What needs to be done |
Find the word "Solanium" in the records below. List each line containing it.
** Begin **
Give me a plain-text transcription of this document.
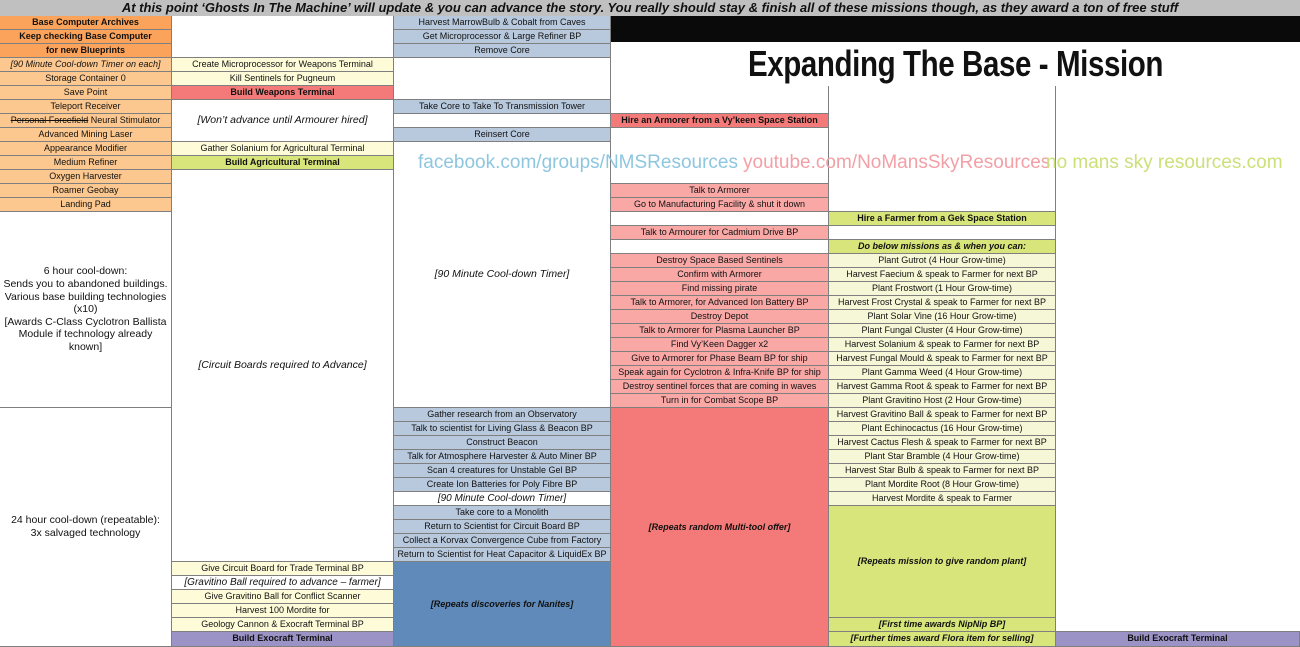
At this point ‘Ghosts In The Machine’ will update & you can advance the story. You really should stay & finish all of these missions though, as they award a ton of free stuff
Expanding The Base - Mission
Base Computer Archives
Keep checking Base Computer
for new Blueprints
[90 Minute Cool-down Timer on each]
Storage Container 0
Save Point
Teleport Receiver
Personal Forcefield Neural Stimulator
Advanced Mining Laser
Appearance Modifier
Medium Refiner
Oxygen Harvester
Roamer Geobay
Landing Pad
6 hour cool-down:
Sends you to abandoned buildings.
Various base building technologies
(x10)
[Awards C-Class Cyclotron Ballista
Module if technology already
known]
24 hour cool-down (repeatable):
3x salvaged technology
Create Microprocessor for Weapons Terminal
Kill Sentinels for Pugneum
Build Weapons Terminal
[Won’t advance until Armourer hired]
Gather Solanium for Agricultural Terminal
Build Agricultural Terminal
[Circuit Boards required to Advance]
Give Circuit Board for Trade Terminal BP
[Gravitino Ball required to advance – farmer]
Give Gravitino Ball for Conflict Scanner
Harvest 100 Mordite for
Geology Cannon & Exocraft Terminal BP
Build Exocraft Terminal
Harvest MarrowBulb & Cobalt from Caves
Get Microprocessor & Large Refiner BP
Remove Core
Take Core to Take To Transmission Tower
Reinsert Core
[90 Minute Cool-down Timer]
Gather research from an Observatory
Talk to scientist for Living Glass & Beacon BP
Construct Beacon
Talk for Atmosphere Harvester & Auto Miner BP
Scan 4 creatures for Unstable Gel BP
Create Ion Batteries for Poly Fibre BP
[90 Minute Cool-down Timer]
Take core to a Monolith
Return to Scientist for Circuit Board BP
Collect a Korvax Convergence Cube from Factory
Return to Scientist for Heat Capacitor & LiquidEx BP
[Repeats discoveries for Nanites]
Hire an Armorer from a Vy’keen Space Station
Talk to Armorer
Go to Manufacturing Facility & shut it down
Talk to Armourer for Cadmium Drive BP
Destroy Space Based Sentinels
Confirm with Armorer
Find missing pirate
Talk to Armorer, for Advanced Ion Battery BP
Destroy Depot
Talk to Armorer for Plasma Launcher BP
Find Vy’Keen Dagger x2
Give to Armorer for Phase Beam BP for ship
Speak again for Cyclotron & Infra-Knife BP for ship
Destroy sentinel forces that are coming in waves
Turn in for Combat Scope BP
[Repeats random Multi-tool offer]
Hire a Farmer from a Gek Space Station
Do below missions as & when you can:
Plant Gutrot (4 Hour Grow-time)
Harvest Faecium & speak to Farmer for next BP
Plant Frostwort (1 Hour Grow-time)
Harvest Frost Crystal & speak to Farmer for next BP
Plant Solar Vine (16 Hour Grow-time)
Plant Fungal Cluster (4 Hour Grow-time)
Harvest Solanium & speak to Farmer for next BP
Harvest Fungal Mould & speak to Farmer for next BP
Plant Gamma Weed (4 Hour Grow-time)
Harvest Gamma Root & speak to Farmer for next BP
Plant Gravitino Host (2 Hour Grow-time)
Harvest Gravitino Ball & speak to Farmer for next BP
Plant Echinocactus (16 Hour Grow-time)
Harvest Cactus Flesh & speak to Farmer for next BP
Plant Star Bramble (4 Hour Grow-time)
Harvest Star Bulb & speak to Farmer for next BP
Plant Mordite Root (8 Hour Grow-time)
Harvest Mordite & speak to Farmer
[Repeats mission to give random plant]
[First time awards NipNip BP]
[Further times award Flora item for selling]	Build Exocraft Terminal
facebook.com/groups/NMSResources youtube.com/NoMansSkyResources
no mans sky resources.com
** End **
Solution to this problem |
Gather Solanium for Agricultural Terminal
Harvest Solanium & speak to Farmer for next BP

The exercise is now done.